PHP is_numeric error handling if value not set

Question

I have the following code in PHP

if (is_numeric($args['myargs']['custom_value'])) {
    echo 'Yes';
} else {
    echo 'No';
}

It runs correctly, but if custom_value is not set then I get the warning in my logs..

PHP Notice:  Undefined index: custom_value

I think this is just a notice and not an error so can be safely ignored? Is it bad practice to do it like this?

Answer 1

to avoid the warning you should do something like this

if(isset($args['myargs']['custom_value'])) {
  if (is_numeric($args['myargs']['custom_value'])) {
      echo 'Yes';
  } else {
      echo 'No';
  }
}

Answer 2

What's happening

PHP sees you are trying to use an array element that is not set, so it helpfully warns you about it. It's not serious in this case, but you want to learn to avoid the messages.

The solution

The function isset will test if the array key is defined.

//You must first of all test isset and then is_numeric,
// else you still get the error. Research 'short circuiting' in php 
if ( isset($args['myargs']['custom_value']) && is_numeric($args['myargs']['custom_value'])) {
    echo 'Yes';
} else {
    echo 'No';
}

This solution will also print "No" if the array key was never defined.

Answer 3

alse you can

error_reporting(0) 

in php file beginning

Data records
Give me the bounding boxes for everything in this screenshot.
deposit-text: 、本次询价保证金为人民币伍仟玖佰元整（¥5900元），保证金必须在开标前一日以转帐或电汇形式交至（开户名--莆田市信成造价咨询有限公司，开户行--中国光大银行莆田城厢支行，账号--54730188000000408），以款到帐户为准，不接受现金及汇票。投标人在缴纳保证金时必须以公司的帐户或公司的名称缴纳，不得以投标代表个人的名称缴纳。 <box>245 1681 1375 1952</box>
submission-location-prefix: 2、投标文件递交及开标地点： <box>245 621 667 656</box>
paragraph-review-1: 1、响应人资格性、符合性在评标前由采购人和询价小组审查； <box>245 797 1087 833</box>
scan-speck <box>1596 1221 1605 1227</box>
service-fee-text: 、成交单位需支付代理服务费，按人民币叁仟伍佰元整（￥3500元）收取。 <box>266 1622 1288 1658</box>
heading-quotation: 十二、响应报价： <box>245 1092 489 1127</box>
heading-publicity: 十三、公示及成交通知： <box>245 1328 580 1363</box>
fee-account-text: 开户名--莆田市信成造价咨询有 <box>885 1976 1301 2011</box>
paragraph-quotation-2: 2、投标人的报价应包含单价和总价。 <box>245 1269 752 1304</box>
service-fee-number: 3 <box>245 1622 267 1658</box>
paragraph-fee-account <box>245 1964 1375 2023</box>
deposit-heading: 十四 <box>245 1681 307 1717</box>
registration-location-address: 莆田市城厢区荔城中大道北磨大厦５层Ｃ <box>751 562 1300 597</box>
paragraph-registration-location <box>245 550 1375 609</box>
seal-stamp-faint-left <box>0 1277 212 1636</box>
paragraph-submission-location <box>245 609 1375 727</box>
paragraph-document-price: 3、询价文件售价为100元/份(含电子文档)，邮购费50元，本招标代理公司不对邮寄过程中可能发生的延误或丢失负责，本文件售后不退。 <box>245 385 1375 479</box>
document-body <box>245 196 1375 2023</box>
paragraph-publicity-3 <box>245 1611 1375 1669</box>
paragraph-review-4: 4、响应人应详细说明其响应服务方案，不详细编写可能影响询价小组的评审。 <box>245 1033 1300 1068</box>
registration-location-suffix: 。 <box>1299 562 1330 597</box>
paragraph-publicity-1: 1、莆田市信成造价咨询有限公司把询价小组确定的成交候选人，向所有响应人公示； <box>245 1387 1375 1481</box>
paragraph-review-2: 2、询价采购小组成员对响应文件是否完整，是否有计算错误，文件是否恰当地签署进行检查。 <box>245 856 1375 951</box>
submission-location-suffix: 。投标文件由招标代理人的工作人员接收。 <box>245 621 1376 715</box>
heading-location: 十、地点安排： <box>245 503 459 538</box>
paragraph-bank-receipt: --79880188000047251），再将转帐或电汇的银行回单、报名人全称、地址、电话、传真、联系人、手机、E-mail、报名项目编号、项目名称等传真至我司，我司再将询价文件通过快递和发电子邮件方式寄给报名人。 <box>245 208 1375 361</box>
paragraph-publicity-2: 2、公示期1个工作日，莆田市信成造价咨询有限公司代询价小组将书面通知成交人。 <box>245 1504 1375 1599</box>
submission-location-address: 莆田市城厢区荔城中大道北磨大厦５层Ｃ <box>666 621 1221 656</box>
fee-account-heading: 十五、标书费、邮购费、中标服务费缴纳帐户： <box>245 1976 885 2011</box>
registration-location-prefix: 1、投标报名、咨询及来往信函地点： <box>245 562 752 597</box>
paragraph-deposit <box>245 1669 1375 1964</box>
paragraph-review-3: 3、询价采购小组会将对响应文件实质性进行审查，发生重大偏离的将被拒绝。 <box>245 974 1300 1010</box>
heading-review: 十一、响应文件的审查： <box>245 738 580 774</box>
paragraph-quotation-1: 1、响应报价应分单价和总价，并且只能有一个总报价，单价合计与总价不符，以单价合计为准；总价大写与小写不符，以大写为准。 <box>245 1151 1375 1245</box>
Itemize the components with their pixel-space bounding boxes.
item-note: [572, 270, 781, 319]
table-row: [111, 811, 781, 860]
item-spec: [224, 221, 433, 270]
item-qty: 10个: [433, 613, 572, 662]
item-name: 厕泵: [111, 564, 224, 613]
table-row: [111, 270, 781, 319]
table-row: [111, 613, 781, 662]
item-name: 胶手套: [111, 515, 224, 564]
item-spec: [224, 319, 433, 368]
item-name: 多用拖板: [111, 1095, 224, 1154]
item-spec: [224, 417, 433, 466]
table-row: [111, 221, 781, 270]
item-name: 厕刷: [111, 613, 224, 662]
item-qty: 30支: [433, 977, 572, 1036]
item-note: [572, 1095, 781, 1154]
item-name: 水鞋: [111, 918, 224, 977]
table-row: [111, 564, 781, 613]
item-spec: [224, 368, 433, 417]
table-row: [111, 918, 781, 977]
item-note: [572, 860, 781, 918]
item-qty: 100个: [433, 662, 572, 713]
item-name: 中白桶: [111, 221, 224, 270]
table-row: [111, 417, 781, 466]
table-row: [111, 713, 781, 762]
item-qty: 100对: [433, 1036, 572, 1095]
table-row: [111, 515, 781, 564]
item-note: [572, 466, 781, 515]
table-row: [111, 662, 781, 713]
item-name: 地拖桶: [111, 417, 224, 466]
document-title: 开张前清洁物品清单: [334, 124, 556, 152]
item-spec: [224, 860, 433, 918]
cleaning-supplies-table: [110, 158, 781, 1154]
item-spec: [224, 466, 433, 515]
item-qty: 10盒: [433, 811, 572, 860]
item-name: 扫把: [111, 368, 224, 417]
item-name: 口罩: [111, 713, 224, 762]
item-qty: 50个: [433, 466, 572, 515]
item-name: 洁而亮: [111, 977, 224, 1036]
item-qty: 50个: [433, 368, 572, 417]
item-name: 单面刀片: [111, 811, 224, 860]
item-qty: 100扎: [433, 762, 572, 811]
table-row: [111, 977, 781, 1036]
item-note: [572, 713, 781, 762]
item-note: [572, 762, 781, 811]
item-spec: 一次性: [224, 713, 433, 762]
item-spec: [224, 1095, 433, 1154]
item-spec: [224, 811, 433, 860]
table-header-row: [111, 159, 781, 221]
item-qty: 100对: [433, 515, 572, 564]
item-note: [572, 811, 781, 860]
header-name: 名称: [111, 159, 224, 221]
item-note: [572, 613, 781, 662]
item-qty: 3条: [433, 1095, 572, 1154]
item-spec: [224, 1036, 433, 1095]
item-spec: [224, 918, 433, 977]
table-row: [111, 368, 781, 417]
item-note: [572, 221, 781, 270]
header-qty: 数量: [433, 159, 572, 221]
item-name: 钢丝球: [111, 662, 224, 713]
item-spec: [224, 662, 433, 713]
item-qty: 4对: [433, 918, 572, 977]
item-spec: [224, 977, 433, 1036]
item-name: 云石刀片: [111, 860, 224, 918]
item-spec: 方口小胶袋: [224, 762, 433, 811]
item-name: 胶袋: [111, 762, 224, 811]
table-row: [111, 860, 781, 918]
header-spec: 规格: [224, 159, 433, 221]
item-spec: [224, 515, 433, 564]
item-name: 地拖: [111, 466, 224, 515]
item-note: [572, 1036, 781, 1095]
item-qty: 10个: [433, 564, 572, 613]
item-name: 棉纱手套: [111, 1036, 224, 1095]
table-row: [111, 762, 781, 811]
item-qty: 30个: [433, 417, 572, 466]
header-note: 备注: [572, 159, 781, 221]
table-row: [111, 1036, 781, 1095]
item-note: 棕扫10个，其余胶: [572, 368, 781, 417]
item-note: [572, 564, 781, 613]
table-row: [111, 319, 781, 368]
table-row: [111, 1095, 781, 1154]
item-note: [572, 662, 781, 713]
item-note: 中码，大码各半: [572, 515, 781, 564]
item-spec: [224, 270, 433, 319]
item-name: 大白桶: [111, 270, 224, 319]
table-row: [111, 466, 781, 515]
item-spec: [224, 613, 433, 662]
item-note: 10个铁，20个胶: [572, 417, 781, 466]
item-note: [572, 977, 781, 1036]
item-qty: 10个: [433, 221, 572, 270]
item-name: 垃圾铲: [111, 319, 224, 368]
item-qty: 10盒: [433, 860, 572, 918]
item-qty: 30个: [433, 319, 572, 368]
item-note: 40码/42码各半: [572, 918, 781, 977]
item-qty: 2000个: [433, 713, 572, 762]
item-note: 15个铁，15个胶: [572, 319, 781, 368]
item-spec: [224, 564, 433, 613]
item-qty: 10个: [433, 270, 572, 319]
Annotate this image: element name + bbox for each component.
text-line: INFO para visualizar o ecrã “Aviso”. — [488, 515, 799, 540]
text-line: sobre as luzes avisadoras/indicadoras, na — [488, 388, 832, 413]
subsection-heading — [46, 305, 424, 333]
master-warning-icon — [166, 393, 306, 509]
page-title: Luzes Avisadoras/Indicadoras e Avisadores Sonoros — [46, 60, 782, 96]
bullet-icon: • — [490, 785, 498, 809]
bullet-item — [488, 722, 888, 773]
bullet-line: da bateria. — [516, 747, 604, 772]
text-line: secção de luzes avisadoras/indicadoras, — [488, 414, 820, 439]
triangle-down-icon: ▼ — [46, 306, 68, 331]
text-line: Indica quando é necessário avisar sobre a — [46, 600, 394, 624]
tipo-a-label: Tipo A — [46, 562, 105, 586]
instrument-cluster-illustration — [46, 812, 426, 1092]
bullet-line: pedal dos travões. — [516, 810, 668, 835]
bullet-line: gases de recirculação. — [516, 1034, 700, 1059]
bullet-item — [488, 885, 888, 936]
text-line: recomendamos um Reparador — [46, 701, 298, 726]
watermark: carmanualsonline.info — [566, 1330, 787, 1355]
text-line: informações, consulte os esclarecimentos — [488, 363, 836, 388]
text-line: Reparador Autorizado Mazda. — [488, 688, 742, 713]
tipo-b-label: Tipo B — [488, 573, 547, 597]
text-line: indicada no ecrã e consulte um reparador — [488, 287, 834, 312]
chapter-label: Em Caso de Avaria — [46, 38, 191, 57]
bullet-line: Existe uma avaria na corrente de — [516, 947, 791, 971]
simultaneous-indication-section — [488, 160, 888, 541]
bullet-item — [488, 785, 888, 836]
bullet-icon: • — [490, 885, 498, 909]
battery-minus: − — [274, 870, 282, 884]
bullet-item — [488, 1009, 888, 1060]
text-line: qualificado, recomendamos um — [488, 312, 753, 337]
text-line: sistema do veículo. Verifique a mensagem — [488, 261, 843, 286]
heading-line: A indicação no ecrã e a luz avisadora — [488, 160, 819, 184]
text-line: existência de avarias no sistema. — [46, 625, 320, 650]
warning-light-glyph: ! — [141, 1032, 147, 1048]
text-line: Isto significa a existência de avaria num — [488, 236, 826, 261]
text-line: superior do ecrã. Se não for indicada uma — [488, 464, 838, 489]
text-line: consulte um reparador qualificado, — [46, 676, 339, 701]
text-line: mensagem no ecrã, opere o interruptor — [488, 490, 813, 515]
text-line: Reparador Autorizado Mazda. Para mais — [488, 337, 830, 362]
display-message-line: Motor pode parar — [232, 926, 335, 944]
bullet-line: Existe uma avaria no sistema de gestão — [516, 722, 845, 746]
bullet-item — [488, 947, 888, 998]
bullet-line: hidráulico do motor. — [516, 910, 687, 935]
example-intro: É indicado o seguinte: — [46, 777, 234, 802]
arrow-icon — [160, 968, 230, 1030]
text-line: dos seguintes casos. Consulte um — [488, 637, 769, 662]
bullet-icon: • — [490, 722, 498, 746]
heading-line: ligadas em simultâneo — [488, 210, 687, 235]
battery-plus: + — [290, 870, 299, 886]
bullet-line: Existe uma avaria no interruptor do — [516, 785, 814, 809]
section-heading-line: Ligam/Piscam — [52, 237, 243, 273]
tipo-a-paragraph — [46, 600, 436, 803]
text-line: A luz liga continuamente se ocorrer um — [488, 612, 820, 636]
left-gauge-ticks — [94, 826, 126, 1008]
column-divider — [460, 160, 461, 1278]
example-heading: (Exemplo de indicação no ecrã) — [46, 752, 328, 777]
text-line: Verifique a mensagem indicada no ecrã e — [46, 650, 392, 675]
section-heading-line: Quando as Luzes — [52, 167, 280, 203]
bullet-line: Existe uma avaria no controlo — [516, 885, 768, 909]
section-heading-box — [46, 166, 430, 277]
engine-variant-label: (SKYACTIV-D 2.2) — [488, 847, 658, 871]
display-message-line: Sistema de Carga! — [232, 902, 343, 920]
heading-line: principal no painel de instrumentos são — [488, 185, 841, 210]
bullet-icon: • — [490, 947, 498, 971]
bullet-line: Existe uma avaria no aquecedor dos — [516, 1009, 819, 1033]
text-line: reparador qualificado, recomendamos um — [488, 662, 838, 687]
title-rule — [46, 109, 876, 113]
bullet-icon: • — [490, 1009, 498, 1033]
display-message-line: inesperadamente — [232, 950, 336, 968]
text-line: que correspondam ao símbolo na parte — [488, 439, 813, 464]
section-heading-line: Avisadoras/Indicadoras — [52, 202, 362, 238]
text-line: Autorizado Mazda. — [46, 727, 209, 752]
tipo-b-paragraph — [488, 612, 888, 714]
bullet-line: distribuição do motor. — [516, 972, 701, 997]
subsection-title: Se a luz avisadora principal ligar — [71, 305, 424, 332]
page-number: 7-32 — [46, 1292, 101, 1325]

### Written exercise
In the PHP forum thread, swap "custom_value" for "custom_amount" and write out the passage starting at "PHP is_numeric error" and ending at "in my logs..".

### Solution to this problem
PHP is_numeric error handling if value not set

Question

I have the following code in PHP

if (is_numeric($args['myargs']['custom_amount'])) {
    echo 'Yes';
} else {
    echo 'No';
}

It runs correctly, but if custom_amount is not set then I get the warning in my logs..